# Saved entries

- - -

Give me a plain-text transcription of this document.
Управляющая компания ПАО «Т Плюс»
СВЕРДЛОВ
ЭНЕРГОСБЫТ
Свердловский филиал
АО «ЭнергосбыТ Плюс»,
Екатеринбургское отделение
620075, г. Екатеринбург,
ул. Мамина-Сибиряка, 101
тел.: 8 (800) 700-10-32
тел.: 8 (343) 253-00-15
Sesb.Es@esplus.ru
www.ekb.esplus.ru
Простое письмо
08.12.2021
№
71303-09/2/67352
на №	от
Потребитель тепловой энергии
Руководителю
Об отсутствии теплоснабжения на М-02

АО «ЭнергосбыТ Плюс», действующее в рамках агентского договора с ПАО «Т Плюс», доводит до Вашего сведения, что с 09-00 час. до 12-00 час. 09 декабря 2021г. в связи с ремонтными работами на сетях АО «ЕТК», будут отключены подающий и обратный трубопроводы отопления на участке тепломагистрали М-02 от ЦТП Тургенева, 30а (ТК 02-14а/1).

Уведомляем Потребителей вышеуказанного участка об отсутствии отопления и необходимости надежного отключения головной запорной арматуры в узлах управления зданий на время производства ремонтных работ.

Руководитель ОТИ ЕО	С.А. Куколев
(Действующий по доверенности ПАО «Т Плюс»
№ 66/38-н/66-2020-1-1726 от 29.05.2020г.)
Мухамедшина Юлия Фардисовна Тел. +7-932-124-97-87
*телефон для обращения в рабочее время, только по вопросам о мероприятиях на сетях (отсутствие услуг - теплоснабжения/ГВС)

- - -

# Task goal
Nothing should be changed: write out all of the data as is.

# Solved exercise
Give me a plain-text transcription of this document.
Управляющая компания ПАО «Т Плюс»
СВЕРДЛОВ
ЭНЕРГОСБЫТ
Свердловский филиал
АО «ЭнергосбыТ Плюс»,
Екатеринбургское отделение
620075, г. Екатеринбург,
ул. Мамина-Сибиряка, 101
тел.: 8 (800) 700-10-32
тел.: 8 (343) 253-00-15
Sesb.Es@esplus.ru
www.ekb.esplus.ru
Простое письмо
08.12.2021
№
71303-09/2/67352
на №	от
Потребитель тепловой энергии
Руководителю
Об отсутствии теплоснабжения на М-02

АО «ЭнергосбыТ Плюс», действующее в рамках агентского договора с ПАО «Т Плюс», доводит до Вашего сведения, что с 09-00 час. до 12-00 час. 09 декабря 2021г. в связи с ремонтными работами на сетях АО «ЕТК», будут отключены подающий и обратный трубопроводы отопления на участке тепломагистрали М-02 от ЦТП Тургенева, 30а (ТК 02-14а/1).

Уведомляем Потребителей вышеуказанного участка об отсутствии отопления и необходимости надежного отключения головной запорной арматуры в узлах управления зданий на время производства ремонтных работ.

Руководитель ОТИ ЕО	С.А. Куколев
(Действующий по доверенности ПАО «Т Плюс»
№ 66/38-н/66-2020-1-1726 от 29.05.2020г.)
Мухамедшина Юлия Фардисовна Тел. +7-932-124-97-87
*телефон для обращения в рабочее время, только по вопросам о мероприятиях на сетях (отсутствие услуг - теплоснабжения/ГВС)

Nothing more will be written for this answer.